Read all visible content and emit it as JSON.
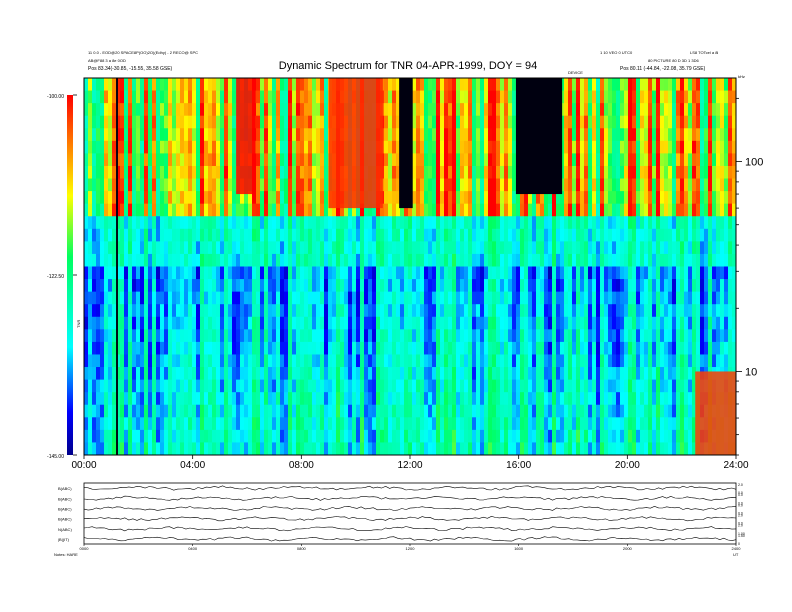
{
  "header": {
    "left_lines": [
      "11 0.0 - EOD@20 SPACE8P(OO)2O)(Edhy) - 2 RECO@ SPC",
      "AB@F88 3 a 8e 0OD",
      "Pos 83.34(-30.85, -15.55, 35.58 GSE)"
    ],
    "right_lines": [
      "1 10 VEO 0 UTC0",
      "LS8 TOTcel a 8l",
      "80 PICTURE 80 D 3D 1 3D6",
      "Pos 80.11 (-44.84, -22.08, 35.79 GSE)"
    ],
    "title": "Dynamic Spectrum for TNR 04-APR-1999, DOY = 94",
    "top_axis_mark": "DEVICE",
    "corner_unit": "kHz"
  },
  "colorbar": {
    "ticks": [
      "-100.00",
      "-122.50",
      "-145.00"
    ],
    "label": "TNR"
  },
  "chart_data": [
    {
      "type": "heatmap",
      "title": "Dynamic Spectrum for TNR 04-APR-1999, DOY = 94",
      "x_axis": {
        "unit": "UT hours",
        "range": [
          0,
          24
        ],
        "ticks": [
          "00:00",
          "04:00",
          "08:00",
          "12:00",
          "16:00",
          "20:00",
          "24:00"
        ]
      },
      "y_axis": {
        "unit": "kHz",
        "scale": "log",
        "range": [
          4,
          250
        ],
        "ticks": [
          {
            "value": 100,
            "label": "100"
          },
          {
            "value": 10,
            "label": "10"
          }
        ]
      },
      "color_scale": {
        "unit": "dB",
        "range": [
          -145.0,
          -100.0
        ],
        "ticks": [
          -100.0,
          -122.5,
          -145.0
        ]
      },
      "features": [
        {
          "name": "intense emission",
          "time_range": [
            5.6,
            6.3
          ],
          "freq_range": [
            70,
            250
          ],
          "level": -100
        },
        {
          "name": "intense emission",
          "time_range": [
            9.0,
            11.0
          ],
          "freq_range": [
            60,
            250
          ],
          "level": -102
        },
        {
          "name": "intense emission",
          "time_range": [
            22.5,
            24.0
          ],
          "freq_range": [
            4,
            10
          ],
          "level": -103
        },
        {
          "name": "data gap",
          "time_range": [
            15.9,
            17.6
          ],
          "freq_range": [
            70,
            250
          ],
          "level": -145
        },
        {
          "name": "data gap",
          "time_range": [
            11.6,
            12.1
          ],
          "freq_range": [
            60,
            250
          ],
          "level": -145
        },
        {
          "name": "vertical line",
          "time_range": [
            1.18,
            1.25
          ],
          "freq_range": [
            4,
            250
          ],
          "level": -145
        }
      ]
    },
    {
      "type": "line",
      "title": "",
      "x_axis": {
        "range": [
          0,
          24
        ],
        "ticks": [
          "0000",
          "0400",
          "0800",
          "1200",
          "1600",
          "2000",
          "2400"
        ]
      },
      "series": [
        {
          "label": "B(ABC)",
          "right_ticks": [
            "2.0",
            "0.0"
          ]
        },
        {
          "label": "B(ABC)",
          "right_ticks": [
            "0.0",
            "0.0"
          ]
        },
        {
          "label": "B(ABC)",
          "right_ticks": [
            "0.0",
            "0.0"
          ]
        },
        {
          "label": "B(ABC)",
          "right_ticks": [
            "2.0",
            "0.0"
          ]
        },
        {
          "label": "N(ABC)",
          "right_ticks": [
            "2.0",
            "1.00"
          ]
        },
        {
          "label": "|B|(IT)",
          "right_ticks": [
            "1.50",
            "0"
          ]
        }
      ],
      "footer_left": "Notes: HARE",
      "footer_right": "UT"
    }
  ]
}
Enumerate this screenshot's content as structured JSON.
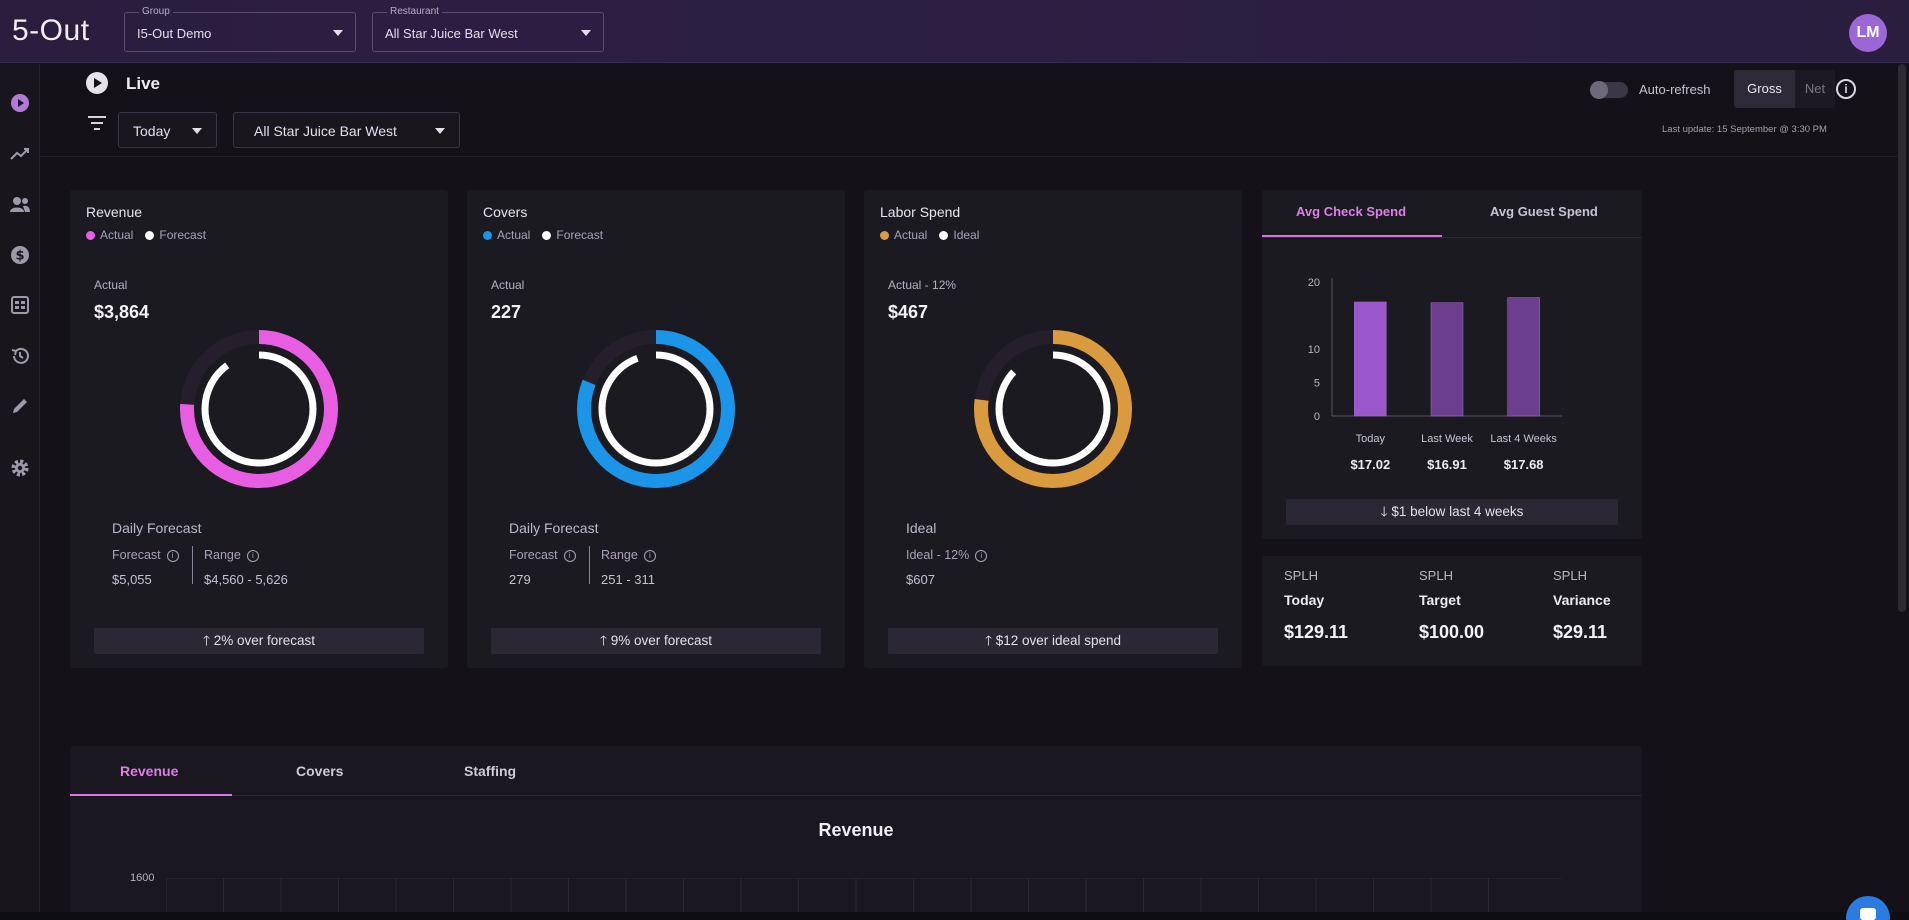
{
  "header": {
    "logo": "5-Out",
    "group": {
      "label": "Group",
      "value": "I5-Out Demo"
    },
    "restaurant": {
      "label": "Restaurant",
      "value": "All Star Juice Bar West"
    },
    "avatar_initials": "LM"
  },
  "sidebar": {
    "items": [
      "live-icon",
      "trends-icon",
      "users-icon",
      "dollar-icon",
      "reports-icon",
      "history-icon",
      "edit-icon",
      "settings-icon"
    ]
  },
  "toolbar": {
    "title": "Live",
    "period": "Today",
    "location": "All Star Juice Bar West",
    "auto_refresh_label": "Auto-refresh",
    "gross_label": "Gross",
    "net_label": "Net",
    "last_update": "Last update: 15 September @ 3:30 PM"
  },
  "revenue_card": {
    "title": "Revenue",
    "legend": [
      "Actual",
      "Forecast"
    ],
    "kpi_label": "Actual",
    "kpi_value": "$3,864",
    "section_label": "Daily Forecast",
    "left_label": "Forecast",
    "left_value": "$5,055",
    "right_label": "Range",
    "right_value": "$4,560 - 5,626",
    "footer": "2% over forecast",
    "ring_fraction": 0.76,
    "color": "#e85ee2"
  },
  "covers_card": {
    "title": "Covers",
    "legend": [
      "Actual",
      "Forecast"
    ],
    "kpi_label": "Actual",
    "kpi_value": "227",
    "section_label": "Daily Forecast",
    "left_label": "Forecast",
    "left_value": "279",
    "right_label": "Range",
    "right_value": "251 - 311",
    "footer": "9% over forecast",
    "ring_fraction": 0.81,
    "color": "#1a95e8"
  },
  "labor_card": {
    "title": "Labor Spend",
    "legend": [
      "Actual",
      "Ideal"
    ],
    "kpi_label": "Actual - 12%",
    "kpi_value": "$467",
    "section_label": "Ideal",
    "left_label": "Ideal - 12%",
    "left_value": "$607",
    "footer": "$12 over ideal spend",
    "ring_fraction": 0.77,
    "color": "#d99b3e"
  },
  "check_panel": {
    "tabs": [
      "Avg Check Spend",
      "Avg Guest Spend"
    ],
    "footer": "$1 below last 4 weeks",
    "chart_data": {
      "type": "bar",
      "categories": [
        "Today",
        "Last Week",
        "Last 4 Weeks"
      ],
      "values": [
        17.02,
        16.91,
        17.68
      ],
      "value_labels": [
        "$17.02",
        "$16.91",
        "$17.68"
      ],
      "yticks": [
        "20",
        "10",
        "5",
        "0"
      ],
      "ylim": [
        0,
        20
      ]
    }
  },
  "splh": {
    "cols": [
      {
        "a": "SPLH",
        "b": "Today",
        "c": "$129.11"
      },
      {
        "a": "SPLH",
        "b": "Target",
        "c": "$100.00"
      },
      {
        "a": "SPLH",
        "b": "Variance",
        "c": "$29.11"
      }
    ]
  },
  "bottom": {
    "tabs": [
      "Revenue",
      "Covers",
      "Staffing"
    ],
    "chart_title": "Revenue",
    "ytick_top": "1600"
  }
}
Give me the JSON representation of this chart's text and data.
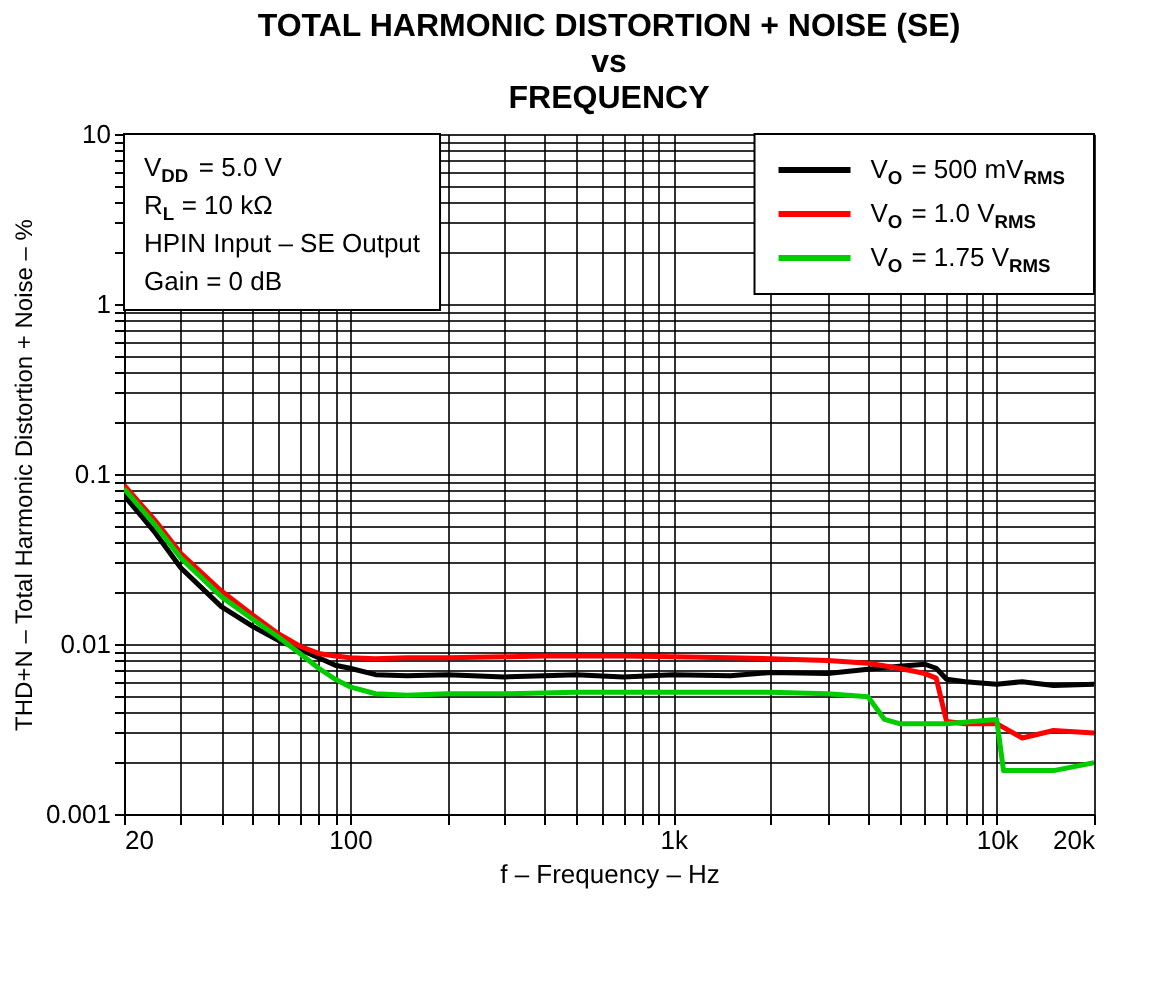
{
  "chart_data": {
    "type": "line",
    "title": [
      "TOTAL HARMONIC DISTORTION + NOISE (SE)",
      "vs",
      "FREQUENCY"
    ],
    "xlabel": "f – Frequency – Hz",
    "ylabel": "THD+N – Total Harmonic Distortion + Noise – %",
    "log": "xy",
    "grid": true,
    "legend": "top right",
    "line_style": "solid",
    "xlim": [
      20,
      20000
    ],
    "xticks": [
      20,
      {
        "value": 30,
        "label": null
      },
      {
        "value": 40,
        "label": null
      },
      {
        "value": 50,
        "label": null
      },
      {
        "value": 60,
        "label": null
      },
      {
        "value": 70,
        "label": null
      },
      {
        "value": 80,
        "label": null
      },
      {
        "value": 90,
        "label": null
      },
      100,
      {
        "value": 200,
        "label": null
      },
      {
        "value": 300,
        "label": null
      },
      {
        "value": 400,
        "label": null
      },
      {
        "value": 500,
        "label": null
      },
      {
        "value": 600,
        "label": null
      },
      {
        "value": 700,
        "label": null
      },
      {
        "value": 800,
        "label": null
      },
      {
        "value": 900,
        "label": null
      },
      {
        "value": 1000,
        "label": "1k"
      },
      {
        "value": 2000,
        "label": null
      },
      {
        "value": 3000,
        "label": null
      },
      {
        "value": 4000,
        "label": null
      },
      {
        "value": 5000,
        "label": null
      },
      {
        "value": 6000,
        "label": null
      },
      {
        "value": 7000,
        "label": null
      },
      {
        "value": 8000,
        "label": null
      },
      {
        "value": 9000,
        "label": null
      },
      {
        "value": 10000,
        "label": "10k"
      },
      {
        "value": 20000,
        "label": "20k"
      }
    ],
    "ylim": [
      0.001,
      10
    ],
    "yticks": [
      0.001,
      {
        "value": 0.002,
        "label": null
      },
      {
        "value": 0.003,
        "label": null
      },
      {
        "value": 0.004,
        "label": null
      },
      {
        "value": 0.005,
        "label": null
      },
      {
        "value": 0.006,
        "label": null
      },
      {
        "value": 0.007,
        "label": null
      },
      {
        "value": 0.008,
        "label": null
      },
      {
        "value": 0.009,
        "label": null
      },
      0.01,
      {
        "value": 0.02,
        "label": null
      },
      {
        "value": 0.03,
        "label": null
      },
      {
        "value": 0.04,
        "label": null
      },
      {
        "value": 0.05,
        "label": null
      },
      {
        "value": 0.06,
        "label": null
      },
      {
        "value": 0.07,
        "label": null
      },
      {
        "value": 0.08,
        "label": null
      },
      {
        "value": 0.09,
        "label": null
      },
      0.1,
      {
        "value": 0.2,
        "label": null
      },
      {
        "value": 0.3,
        "label": null
      },
      {
        "value": 0.4,
        "label": null
      },
      {
        "value": 0.5,
        "label": null
      },
      {
        "value": 0.6,
        "label": null
      },
      {
        "value": 0.7,
        "label": null
      },
      {
        "value": 0.8,
        "label": null
      },
      {
        "value": 0.9,
        "label": null
      },
      1,
      {
        "value": 2,
        "label": null
      },
      {
        "value": 3,
        "label": null
      },
      {
        "value": 4,
        "label": null
      },
      {
        "value": 5,
        "label": null
      },
      {
        "value": 6,
        "label": null
      },
      {
        "value": 7,
        "label": null
      },
      {
        "value": 8,
        "label": null
      },
      {
        "value": 9,
        "label": null
      },
      10
    ],
    "annotations": [
      "V$_{DD}$ = 5.0 V",
      "R$_{L}$ = 10 kΩ",
      "HPIN Input – SE Output",
      "Gain = 0 dB"
    ],
    "series": [
      {
        "name": "V$_{O}$ = 500 mV$_{RMS}$",
        "color": "#000000",
        "x": [
          20,
          25,
          30,
          40,
          50,
          60,
          70,
          80,
          90,
          100,
          120,
          150,
          200,
          300,
          400,
          500,
          700,
          1000,
          1500,
          2000,
          3000,
          4000,
          5000,
          6000,
          6500,
          7000,
          8000,
          10000,
          12000,
          15000,
          20000
        ],
        "values": [
          0.075,
          0.045,
          0.028,
          0.0166,
          0.0127,
          0.0105,
          0.0093,
          0.0083,
          0.0075,
          0.0072,
          0.0066,
          0.0065,
          0.0066,
          0.0064,
          0.0065,
          0.0066,
          0.0064,
          0.0066,
          0.0065,
          0.0068,
          0.0067,
          0.0071,
          0.0074,
          0.0076,
          0.0072,
          0.0062,
          0.006,
          0.0058,
          0.006,
          0.0057,
          0.0058
        ]
      },
      {
        "name": "V$_{O}$ = 1.0 V$_{RMS}$",
        "color": "#ff0000",
        "x": [
          20,
          25,
          30,
          40,
          50,
          60,
          70,
          80,
          90,
          100,
          120,
          150,
          200,
          300,
          400,
          500,
          700,
          1000,
          1500,
          2000,
          3000,
          4000,
          5000,
          6000,
          6500,
          7000,
          8000,
          10000,
          12000,
          15000,
          20000
        ],
        "values": [
          0.086,
          0.053,
          0.034,
          0.0205,
          0.0148,
          0.0115,
          0.0097,
          0.0088,
          0.0085,
          0.0083,
          0.0082,
          0.0083,
          0.0083,
          0.0084,
          0.0085,
          0.0085,
          0.0085,
          0.0084,
          0.0083,
          0.0082,
          0.008,
          0.0077,
          0.0072,
          0.0067,
          0.0063,
          0.0035,
          0.0034,
          0.0034,
          0.0028,
          0.0031,
          0.003
        ]
      },
      {
        "name": "V$_{O}$ = 1.75 V$_{RMS}$",
        "color": "#00cc00",
        "x": [
          20,
          25,
          30,
          40,
          50,
          60,
          70,
          80,
          90,
          100,
          120,
          150,
          200,
          300,
          500,
          1000,
          2000,
          3000,
          4000,
          4500,
          5000,
          7000,
          10000,
          10500,
          12000,
          15000,
          20000
        ],
        "values": [
          0.082,
          0.05,
          0.032,
          0.019,
          0.014,
          0.011,
          0.0088,
          0.0072,
          0.0062,
          0.0056,
          0.0051,
          0.005,
          0.0051,
          0.0051,
          0.0052,
          0.0052,
          0.0052,
          0.0051,
          0.0049,
          0.0036,
          0.0034,
          0.0034,
          0.0036,
          0.0018,
          0.0018,
          0.0018,
          0.002
        ]
      }
    ]
  }
}
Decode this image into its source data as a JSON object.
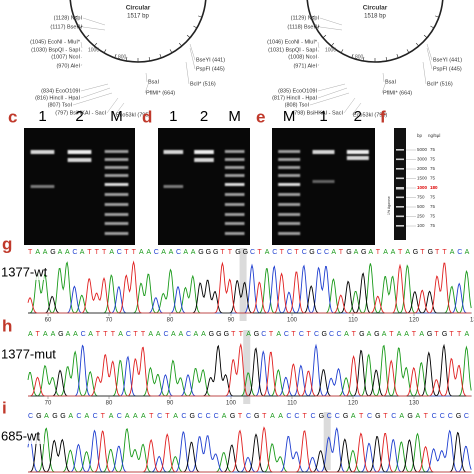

§ Challenge:
Using the listing above, say how many of its lines contain the string "type", giving nothing but the figure.

§ Written answer:
4